● Exercise task: Reproduce the records below exactly as they appear.

● Provided records:
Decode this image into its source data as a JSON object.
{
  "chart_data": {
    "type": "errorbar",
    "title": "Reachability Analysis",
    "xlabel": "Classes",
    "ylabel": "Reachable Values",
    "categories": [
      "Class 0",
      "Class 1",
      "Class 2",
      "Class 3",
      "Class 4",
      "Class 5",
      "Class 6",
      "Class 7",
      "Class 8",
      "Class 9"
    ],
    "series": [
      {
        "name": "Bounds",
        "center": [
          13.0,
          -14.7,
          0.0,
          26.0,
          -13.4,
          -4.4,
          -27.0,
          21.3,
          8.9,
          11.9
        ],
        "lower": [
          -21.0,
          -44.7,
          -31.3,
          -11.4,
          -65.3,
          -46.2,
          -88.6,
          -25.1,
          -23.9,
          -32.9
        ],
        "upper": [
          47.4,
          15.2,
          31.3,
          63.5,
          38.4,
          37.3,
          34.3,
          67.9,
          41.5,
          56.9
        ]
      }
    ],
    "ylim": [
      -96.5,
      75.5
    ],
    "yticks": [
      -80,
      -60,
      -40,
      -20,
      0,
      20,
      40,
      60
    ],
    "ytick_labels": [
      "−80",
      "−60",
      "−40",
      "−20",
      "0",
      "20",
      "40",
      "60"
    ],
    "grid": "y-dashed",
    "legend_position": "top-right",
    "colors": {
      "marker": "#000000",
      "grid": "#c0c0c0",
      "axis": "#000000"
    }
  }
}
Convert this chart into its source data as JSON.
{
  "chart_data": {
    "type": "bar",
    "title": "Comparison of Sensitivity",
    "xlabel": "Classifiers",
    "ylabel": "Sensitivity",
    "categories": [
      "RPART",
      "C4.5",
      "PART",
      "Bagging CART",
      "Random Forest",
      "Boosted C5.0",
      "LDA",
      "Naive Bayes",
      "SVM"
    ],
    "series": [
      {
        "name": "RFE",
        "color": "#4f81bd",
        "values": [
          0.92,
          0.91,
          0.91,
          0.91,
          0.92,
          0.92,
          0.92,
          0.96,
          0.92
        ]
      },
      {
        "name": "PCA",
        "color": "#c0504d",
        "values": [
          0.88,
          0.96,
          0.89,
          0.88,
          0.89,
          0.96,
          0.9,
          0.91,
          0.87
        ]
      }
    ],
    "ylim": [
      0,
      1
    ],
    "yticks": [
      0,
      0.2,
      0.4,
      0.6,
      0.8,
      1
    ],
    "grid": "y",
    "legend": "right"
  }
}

● Task answer:
Decode this image into its source data as a JSON object.
{
  "chart_data": {
    "type": "errorbar",
    "title": "Reachability Analysis",
    "xlabel": "Classes",
    "ylabel": "Reachable Values",
    "categories": [
      "Class 0",
      "Class 1",
      "Class 2",
      "Class 3",
      "Class 4",
      "Class 5",
      "Class 6",
      "Class 7",
      "Class 8",
      "Class 9"
    ],
    "series": [
      {
        "name": "Bounds",
        "center": [
          13.0,
          -14.7,
          0.0,
          26.0,
          -13.4,
          -4.4,
          -27.0,
          21.3,
          8.9,
          11.9
        ],
        "lower": [
          -21.0,
          -44.7,
          -31.3,
          -11.4,
          -65.3,
          -46.2,
          -88.6,
          -25.1,
          -23.9,
          -32.9
        ],
        "upper": [
          47.4,
          15.2,
          31.3,
          63.5,
          38.4,
          37.3,
          34.3,
          67.9,
          41.5,
          56.9
        ]
      }
    ],
    "ylim": [
      -96.5,
      75.5
    ],
    "yticks": [
      -80,
      -60,
      -40,
      -20,
      0,
      20,
      40,
      60
    ],
    "ytick_labels": [
      "−80",
      "−60",
      "−40",
      "−20",
      "0",
      "20",
      "40",
      "60"
    ],
    "grid": "y-dashed",
    "legend_position": "top-right",
    "colors": {
      "marker": "#000000",
      "grid": "#c0c0c0",
      "axis": "#000000"
    }
  }
}
Convert this chart into its source data as JSON.
{
  "chart_data": {
    "type": "bar",
    "title": "Comparison of Sensitivity",
    "xlabel": "Classifiers",
    "ylabel": "Sensitivity",
    "categories": [
      "RPART",
      "C4.5",
      "PART",
      "Bagging CART",
      "Random Forest",
      "Boosted C5.0",
      "LDA",
      "Naive Bayes",
      "SVM"
    ],
    "series": [
      {
        "name": "RFE",
        "color": "#4f81bd",
        "values": [
          0.92,
          0.91,
          0.91,
          0.91,
          0.92,
          0.92,
          0.92,
          0.96,
          0.92
        ]
      },
      {
        "name": "PCA",
        "color": "#c0504d",
        "values": [
          0.88,
          0.96,
          0.89,
          0.88,
          0.89,
          0.96,
          0.9,
          0.91,
          0.87
        ]
      }
    ],
    "ylim": [
      0,
      1
    ],
    "yticks": [
      0,
      0.2,
      0.4,
      0.6,
      0.8,
      1
    ],
    "grid": "y",
    "legend": "right"
  }
}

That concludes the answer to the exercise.